=== Data extract ===

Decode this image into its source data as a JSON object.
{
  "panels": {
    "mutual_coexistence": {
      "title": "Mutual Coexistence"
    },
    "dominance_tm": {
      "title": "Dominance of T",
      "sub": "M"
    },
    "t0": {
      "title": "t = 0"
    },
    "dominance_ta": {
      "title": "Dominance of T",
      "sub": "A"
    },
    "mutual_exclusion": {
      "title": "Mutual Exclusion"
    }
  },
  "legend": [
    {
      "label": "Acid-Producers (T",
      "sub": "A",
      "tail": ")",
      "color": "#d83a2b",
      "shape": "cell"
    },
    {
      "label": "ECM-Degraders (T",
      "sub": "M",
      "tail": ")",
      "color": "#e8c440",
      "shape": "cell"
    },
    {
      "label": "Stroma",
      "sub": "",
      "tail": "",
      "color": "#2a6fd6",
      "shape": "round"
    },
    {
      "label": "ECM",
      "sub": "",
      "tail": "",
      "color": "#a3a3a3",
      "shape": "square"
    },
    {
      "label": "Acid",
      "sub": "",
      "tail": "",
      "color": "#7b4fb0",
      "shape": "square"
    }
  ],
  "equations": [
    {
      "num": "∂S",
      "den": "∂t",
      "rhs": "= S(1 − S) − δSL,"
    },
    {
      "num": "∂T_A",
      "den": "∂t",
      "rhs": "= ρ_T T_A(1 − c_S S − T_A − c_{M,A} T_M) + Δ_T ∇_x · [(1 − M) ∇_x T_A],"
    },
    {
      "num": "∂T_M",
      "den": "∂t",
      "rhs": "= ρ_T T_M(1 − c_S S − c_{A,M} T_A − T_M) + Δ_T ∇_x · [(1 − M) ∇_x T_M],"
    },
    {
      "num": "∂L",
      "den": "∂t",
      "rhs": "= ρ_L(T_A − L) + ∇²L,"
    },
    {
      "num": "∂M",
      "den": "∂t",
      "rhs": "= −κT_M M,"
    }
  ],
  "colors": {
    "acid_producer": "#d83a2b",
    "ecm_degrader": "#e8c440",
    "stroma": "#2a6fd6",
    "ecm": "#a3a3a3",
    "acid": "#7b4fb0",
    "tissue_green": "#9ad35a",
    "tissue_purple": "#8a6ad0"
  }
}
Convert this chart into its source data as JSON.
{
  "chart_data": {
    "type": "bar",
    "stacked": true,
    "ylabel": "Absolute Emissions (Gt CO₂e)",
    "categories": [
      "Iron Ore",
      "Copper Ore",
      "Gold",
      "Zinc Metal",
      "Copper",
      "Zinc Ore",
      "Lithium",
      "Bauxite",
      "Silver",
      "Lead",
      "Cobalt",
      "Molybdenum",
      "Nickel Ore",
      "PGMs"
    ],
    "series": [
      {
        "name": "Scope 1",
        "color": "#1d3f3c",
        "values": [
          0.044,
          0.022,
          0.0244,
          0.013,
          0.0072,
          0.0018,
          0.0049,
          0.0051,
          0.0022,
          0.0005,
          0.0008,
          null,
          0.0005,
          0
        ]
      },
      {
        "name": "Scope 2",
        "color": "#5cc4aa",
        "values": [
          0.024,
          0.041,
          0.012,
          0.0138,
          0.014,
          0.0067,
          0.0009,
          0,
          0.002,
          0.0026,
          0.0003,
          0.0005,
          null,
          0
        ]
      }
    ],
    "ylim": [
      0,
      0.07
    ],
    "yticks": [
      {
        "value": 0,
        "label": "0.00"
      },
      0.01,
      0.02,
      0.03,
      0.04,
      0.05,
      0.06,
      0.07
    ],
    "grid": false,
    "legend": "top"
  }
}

===
=== Data extract ===

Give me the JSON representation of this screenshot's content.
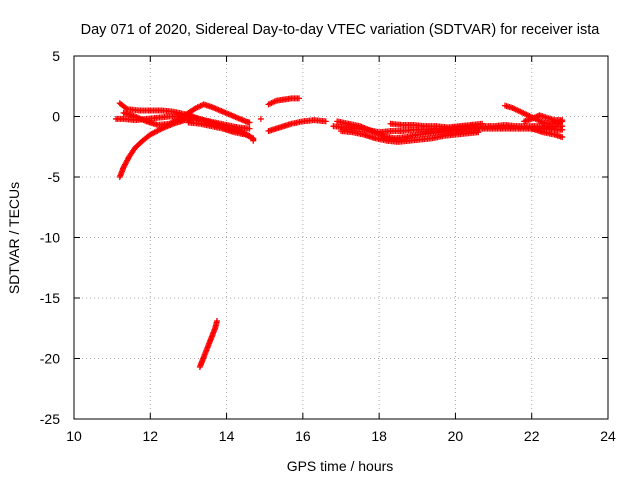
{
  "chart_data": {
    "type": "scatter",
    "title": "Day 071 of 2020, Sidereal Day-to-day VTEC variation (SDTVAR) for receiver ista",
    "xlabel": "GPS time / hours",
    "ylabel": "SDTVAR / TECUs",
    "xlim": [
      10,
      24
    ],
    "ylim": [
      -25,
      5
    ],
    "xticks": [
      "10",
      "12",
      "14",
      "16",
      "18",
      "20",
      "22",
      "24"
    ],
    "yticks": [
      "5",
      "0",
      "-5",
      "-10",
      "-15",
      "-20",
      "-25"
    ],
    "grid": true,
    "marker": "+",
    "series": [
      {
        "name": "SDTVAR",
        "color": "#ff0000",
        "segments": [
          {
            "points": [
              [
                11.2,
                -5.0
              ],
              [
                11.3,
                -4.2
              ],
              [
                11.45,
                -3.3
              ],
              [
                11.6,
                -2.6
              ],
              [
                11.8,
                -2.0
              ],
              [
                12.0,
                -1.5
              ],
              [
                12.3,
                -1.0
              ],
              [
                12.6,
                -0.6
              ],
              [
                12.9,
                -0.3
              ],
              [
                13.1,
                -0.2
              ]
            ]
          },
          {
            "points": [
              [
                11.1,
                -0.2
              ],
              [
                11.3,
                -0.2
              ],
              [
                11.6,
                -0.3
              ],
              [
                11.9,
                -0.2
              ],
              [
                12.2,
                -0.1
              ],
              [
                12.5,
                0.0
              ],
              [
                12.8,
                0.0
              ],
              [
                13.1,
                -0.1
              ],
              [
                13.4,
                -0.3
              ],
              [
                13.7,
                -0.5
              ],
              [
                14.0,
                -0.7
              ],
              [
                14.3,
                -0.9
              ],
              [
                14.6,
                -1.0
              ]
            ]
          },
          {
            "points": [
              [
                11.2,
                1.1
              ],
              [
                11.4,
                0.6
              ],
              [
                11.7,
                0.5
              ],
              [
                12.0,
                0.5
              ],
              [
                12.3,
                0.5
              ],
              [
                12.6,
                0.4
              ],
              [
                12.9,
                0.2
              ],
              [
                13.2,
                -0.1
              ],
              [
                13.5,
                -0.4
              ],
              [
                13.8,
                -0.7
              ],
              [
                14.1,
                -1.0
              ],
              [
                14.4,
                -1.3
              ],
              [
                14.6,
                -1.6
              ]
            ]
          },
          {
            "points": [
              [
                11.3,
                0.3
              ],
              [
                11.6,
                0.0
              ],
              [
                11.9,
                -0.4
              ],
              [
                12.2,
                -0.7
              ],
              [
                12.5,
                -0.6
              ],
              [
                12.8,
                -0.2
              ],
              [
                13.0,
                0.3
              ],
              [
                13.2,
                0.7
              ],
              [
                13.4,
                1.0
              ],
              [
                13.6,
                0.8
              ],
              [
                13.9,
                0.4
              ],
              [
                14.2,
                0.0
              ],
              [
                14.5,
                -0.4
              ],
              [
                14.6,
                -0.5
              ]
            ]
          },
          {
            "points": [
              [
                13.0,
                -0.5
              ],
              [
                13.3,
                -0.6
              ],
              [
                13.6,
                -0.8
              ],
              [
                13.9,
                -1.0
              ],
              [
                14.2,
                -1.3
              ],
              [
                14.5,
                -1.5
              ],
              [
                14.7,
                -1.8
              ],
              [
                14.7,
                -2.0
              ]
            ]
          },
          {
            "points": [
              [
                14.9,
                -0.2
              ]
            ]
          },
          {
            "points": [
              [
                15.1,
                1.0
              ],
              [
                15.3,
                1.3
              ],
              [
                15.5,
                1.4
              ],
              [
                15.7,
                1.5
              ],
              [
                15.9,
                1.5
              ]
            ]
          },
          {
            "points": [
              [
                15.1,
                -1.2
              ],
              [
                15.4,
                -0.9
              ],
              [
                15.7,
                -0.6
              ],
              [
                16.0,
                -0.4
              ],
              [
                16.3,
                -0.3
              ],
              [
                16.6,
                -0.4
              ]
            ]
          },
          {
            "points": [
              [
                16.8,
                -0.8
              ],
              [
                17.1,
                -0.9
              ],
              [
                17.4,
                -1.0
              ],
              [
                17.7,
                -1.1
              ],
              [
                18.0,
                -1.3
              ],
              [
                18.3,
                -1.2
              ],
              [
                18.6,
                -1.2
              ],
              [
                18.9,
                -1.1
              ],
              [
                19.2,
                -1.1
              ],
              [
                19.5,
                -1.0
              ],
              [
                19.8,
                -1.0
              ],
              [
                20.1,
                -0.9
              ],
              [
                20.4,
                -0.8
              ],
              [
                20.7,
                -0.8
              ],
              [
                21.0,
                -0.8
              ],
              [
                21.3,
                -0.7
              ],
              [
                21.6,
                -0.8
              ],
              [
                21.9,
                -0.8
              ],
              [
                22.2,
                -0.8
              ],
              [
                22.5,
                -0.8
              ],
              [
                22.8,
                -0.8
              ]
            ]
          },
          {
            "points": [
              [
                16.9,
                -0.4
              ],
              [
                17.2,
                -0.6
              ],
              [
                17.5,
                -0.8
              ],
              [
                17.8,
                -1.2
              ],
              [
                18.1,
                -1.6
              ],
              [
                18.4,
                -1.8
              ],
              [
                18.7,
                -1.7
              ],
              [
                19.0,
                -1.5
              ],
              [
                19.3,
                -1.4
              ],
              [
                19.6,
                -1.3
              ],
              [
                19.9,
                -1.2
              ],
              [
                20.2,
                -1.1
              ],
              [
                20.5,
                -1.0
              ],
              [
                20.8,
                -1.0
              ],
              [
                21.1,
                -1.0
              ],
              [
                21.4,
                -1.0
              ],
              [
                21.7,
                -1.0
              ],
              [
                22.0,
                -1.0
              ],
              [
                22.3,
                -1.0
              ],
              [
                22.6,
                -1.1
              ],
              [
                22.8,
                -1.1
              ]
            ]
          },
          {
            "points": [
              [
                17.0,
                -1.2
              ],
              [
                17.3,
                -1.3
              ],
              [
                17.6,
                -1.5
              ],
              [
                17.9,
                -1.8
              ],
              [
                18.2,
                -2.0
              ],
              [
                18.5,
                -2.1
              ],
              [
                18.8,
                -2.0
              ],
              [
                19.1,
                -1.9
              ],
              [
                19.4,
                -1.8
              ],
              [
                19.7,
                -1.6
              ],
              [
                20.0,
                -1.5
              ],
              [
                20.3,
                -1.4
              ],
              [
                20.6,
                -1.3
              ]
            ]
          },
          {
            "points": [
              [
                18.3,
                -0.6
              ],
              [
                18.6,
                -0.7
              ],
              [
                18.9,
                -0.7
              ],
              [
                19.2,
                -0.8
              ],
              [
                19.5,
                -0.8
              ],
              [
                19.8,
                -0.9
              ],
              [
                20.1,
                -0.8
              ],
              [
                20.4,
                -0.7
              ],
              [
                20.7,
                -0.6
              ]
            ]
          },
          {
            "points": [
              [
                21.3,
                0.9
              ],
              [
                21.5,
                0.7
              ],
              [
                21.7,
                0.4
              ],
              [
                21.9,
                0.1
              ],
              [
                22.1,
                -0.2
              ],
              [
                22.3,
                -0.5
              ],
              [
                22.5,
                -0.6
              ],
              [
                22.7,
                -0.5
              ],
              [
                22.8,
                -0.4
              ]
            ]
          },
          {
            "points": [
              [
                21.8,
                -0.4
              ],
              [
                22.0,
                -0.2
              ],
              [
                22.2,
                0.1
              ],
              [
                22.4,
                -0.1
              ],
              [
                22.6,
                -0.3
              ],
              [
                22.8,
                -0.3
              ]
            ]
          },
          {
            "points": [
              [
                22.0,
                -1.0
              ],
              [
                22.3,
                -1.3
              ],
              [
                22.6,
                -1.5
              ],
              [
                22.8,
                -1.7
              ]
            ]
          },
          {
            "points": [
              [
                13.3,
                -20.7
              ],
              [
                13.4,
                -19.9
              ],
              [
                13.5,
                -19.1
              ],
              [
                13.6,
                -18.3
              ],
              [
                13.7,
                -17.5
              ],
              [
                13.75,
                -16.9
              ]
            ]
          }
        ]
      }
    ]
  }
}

===

## What the exercise asks
Note each line of the entries that has "title" in it, and copy those lines.

## Exercise response
      "title": "Mutual Coexistence"
      "title": "Dominance of T",
      "title": "t = 0"
      "title": "Dominance of T",
      "title": "Mutual Exclusion"
    "title": "Day 071 of 2020, Sidereal Day-to-day VTEC variation (SDTVAR) for receiver ista",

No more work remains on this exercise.